Mutuelles et assureurs gèrent les prestations maladie des indépendants
- Le régime maladie des travailleurs non-salariés a toujours délégué sa gestion de base à des assureurs ou des mutuelles, aujourd’hui représentés respectivement par la Roca (Réunion des organismes conventionnés assureurs) et l’Arocmut (Association de représentation des organismes conventionnés mutualistes). Depuis la mise en place de l’Interlocuteur social unique (ISU), en 2008, les organismes conventionnés (OC)ne gèrent plus que les prestations, à l’exception des professions libérales dont ils encaissent toujours les cotisations.
- Pour l’heure, si la Roca ne représente qu’un seul OC, la RAM, l’Arocmut regroupe 18 mutuelles : Harmonie, Aesio (Adrea, Eovi MCD et Mutuelles de France Plus/Solimut), Viasanté (AG2R La Mondiale), Mutuelle Bleue, MBA Radiance (Humanis) et UMCAPI (Apivia, groupe Macif) et des régionales : Mutuelle Santé des Indépendants en Champagne-Ardennes, Prévifrance et Union MTNS Sud-Ouest/Ociane (sud-ouest), Mut’Est, Groupe Mutualiste de l’Est et Agir Mutuelles (est), Mutuelle La Confiance pour le Var, Mutuelles du Soleil (sud), Avenir Santé Mutuelle dans la région parisienne et l’UTIM dans le centre et le sud-ouest.

※

◆ **Problèmes à résoudre**:
a - Comment traduiriez-vous en anglais cette phrase du texte sur les prestations maladie des indépendants : « Le régime maladie des travailleurs non-salariés a toujours délégué sa gestion de base à des assureurs ou des mutuelles, aujourd’hui représentés respectivement par la Roca (Réunion des organismes conventionnés assureurs) et l’Arocmut (Association de représentation des organismes conventionnés mutualistes). » ?
b - D'après le texte sur les prestations maladie des indépendants, répondez à ces questions :
(i) En quelle année l'Interlocuteur social unique a-t-il été mis en place ?
(ii) Quel est le seul organisme conventionné que représente la Roca ?
(iii) Combien de mutuelles l'Arocmut regroupe-t-elle ?
c - Pouvez-vous rédiger la suite du texte sur les prestations maladie des indépendants, à partir de sa dernière phrase ?

◆ **Entrées présentées**:
※

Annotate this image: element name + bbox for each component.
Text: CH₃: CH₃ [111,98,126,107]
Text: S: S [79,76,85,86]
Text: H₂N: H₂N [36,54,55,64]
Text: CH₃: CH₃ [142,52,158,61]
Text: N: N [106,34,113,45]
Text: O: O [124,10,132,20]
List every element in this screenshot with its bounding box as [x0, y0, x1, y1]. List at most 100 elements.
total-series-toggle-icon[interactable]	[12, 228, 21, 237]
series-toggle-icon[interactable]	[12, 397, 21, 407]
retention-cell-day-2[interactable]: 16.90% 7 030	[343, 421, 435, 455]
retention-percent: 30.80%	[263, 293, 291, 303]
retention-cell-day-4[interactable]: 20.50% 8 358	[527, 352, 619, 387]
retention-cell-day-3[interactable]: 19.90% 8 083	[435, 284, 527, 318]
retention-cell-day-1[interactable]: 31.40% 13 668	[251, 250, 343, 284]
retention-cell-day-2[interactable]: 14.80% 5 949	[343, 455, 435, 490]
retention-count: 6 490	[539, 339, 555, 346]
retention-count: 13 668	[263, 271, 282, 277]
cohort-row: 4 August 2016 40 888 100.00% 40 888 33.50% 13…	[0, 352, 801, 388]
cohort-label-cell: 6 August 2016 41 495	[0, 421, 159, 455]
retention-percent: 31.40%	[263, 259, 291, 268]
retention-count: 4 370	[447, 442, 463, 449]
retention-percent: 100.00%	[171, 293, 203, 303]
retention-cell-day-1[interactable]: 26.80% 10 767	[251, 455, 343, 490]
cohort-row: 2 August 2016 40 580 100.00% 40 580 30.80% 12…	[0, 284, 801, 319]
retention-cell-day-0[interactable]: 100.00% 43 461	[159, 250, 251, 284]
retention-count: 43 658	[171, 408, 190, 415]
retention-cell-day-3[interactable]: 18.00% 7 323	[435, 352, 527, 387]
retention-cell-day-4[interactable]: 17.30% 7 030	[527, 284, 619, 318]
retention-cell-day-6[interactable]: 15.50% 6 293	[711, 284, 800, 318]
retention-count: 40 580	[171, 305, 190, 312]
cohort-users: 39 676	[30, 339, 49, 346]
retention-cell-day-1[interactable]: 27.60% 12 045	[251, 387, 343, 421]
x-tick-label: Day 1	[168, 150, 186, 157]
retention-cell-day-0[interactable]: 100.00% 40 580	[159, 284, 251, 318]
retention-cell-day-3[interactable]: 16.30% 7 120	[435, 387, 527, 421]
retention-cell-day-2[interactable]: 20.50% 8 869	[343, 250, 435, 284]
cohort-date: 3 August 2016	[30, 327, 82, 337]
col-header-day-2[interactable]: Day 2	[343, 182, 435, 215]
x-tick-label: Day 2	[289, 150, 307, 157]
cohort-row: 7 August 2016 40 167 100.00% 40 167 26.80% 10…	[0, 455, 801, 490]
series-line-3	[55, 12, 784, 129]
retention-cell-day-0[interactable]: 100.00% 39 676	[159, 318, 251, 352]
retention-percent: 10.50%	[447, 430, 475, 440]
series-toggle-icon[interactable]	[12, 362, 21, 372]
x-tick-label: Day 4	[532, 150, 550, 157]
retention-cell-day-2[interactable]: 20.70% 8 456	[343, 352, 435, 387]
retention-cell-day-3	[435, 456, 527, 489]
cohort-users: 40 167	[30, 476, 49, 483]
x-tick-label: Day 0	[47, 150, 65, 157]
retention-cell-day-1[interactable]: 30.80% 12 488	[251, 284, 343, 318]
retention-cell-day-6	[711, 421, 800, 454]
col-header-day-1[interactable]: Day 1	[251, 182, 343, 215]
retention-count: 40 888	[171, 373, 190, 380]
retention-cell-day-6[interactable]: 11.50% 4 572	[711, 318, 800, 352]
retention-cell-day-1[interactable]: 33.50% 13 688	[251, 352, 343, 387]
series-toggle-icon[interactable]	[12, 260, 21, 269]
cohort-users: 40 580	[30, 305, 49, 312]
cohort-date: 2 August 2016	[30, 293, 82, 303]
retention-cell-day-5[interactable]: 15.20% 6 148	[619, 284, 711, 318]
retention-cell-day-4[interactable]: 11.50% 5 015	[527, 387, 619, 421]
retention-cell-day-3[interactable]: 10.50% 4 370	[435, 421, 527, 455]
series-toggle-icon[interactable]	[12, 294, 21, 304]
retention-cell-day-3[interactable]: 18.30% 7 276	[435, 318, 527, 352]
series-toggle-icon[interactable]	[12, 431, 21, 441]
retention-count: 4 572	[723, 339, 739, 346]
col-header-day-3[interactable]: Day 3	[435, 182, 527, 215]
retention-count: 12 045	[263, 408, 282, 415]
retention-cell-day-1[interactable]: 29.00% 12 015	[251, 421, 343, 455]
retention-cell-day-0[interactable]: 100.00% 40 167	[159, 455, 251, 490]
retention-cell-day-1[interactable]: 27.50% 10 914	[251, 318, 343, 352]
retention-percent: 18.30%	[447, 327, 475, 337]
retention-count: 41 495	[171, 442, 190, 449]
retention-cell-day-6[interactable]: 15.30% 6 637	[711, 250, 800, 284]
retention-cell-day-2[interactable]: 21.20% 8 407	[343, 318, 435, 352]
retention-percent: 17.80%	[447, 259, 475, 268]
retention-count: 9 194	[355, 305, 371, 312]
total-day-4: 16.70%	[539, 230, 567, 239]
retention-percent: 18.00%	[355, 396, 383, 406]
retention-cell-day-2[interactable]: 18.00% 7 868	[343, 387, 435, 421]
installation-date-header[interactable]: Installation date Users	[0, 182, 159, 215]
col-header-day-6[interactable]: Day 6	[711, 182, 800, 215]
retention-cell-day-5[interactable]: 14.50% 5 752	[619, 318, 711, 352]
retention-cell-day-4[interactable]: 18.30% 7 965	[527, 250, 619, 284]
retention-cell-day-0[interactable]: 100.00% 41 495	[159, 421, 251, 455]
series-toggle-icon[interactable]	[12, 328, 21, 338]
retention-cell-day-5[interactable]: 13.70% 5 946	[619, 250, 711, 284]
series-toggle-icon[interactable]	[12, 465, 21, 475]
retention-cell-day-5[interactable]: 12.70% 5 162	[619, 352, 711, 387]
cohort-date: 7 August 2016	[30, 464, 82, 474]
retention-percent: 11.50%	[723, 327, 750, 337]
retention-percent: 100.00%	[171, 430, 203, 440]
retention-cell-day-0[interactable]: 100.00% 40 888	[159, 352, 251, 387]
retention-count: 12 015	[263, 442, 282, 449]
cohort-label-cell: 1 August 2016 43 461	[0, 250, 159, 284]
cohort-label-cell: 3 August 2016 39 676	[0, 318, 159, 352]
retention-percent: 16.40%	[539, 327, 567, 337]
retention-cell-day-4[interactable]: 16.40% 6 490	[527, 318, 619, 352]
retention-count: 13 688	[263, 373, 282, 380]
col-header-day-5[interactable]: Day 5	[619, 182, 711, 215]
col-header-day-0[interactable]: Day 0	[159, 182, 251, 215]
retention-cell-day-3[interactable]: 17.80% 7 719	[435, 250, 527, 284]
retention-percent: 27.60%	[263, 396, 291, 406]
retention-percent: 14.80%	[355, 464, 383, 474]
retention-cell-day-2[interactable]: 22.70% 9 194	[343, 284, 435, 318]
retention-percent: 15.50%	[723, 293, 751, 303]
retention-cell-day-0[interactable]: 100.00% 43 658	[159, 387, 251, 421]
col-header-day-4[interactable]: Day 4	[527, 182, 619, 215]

※

◆ **Corrigé de l'exercice**:
a - The health insurance scheme for self-employed workers has always delegated its basic management to insurers or mutual societies, now represented respectively by the Roca (Réunion des organismes conventionnés assureurs) and the Arocmut (Association de représentation des organismes conventionnés mutualistes).

b -
(i) En 2008.
(ii) La RAM.
(iii) 18 mutuelles.

c -
Vers une multiplication d’initiatives ?
C’était toutefois sans compter sur d’autres initiatives parallèles à celle d’Aesio, notamment celle de l’Union Nationale Mutualiste Interprofessionnelle (UNMI). L’Union, jusqu’il y a peu absente du champ de la santé, s’est investie sur le dossier de l’Aide à la complémentaire santé (ACS) en 2015… et s’est proposé de créer une union technique sur la question du RSI. Là aussi, les discussions n’en sont qu’à leur début, mais cette contre-initiative souffre, selon certains, d’un problème de légitimité de l’UNMI sur ces sujets. Sans oublier les desseins d’un groupe comme AG2R La Mondiale, concerné par l’intermédiaire de « sa » mutuelle Viasanté, qui là comme ailleurs entend « participer à la recomposition du paysage de la protection sociale », selon l’expression de son DG, André Renaudin.
Au-delà des stratégies, cette réforme, motivée par une réduction des coûts de gestion, est lourde d’enjeux sociaux. Pour qui, à terme, travailleront les salariés gérant actuellement l’assurance maladie du RSI : les mutuelles ou l’union ? La question n’est pas innocente : la seconde hypothèse signifierait pour les mutuelles une perte de contrôle sur une population stratégique dans le contexte post-ANI. « Tout est à construire », annonce Jean Pébrier.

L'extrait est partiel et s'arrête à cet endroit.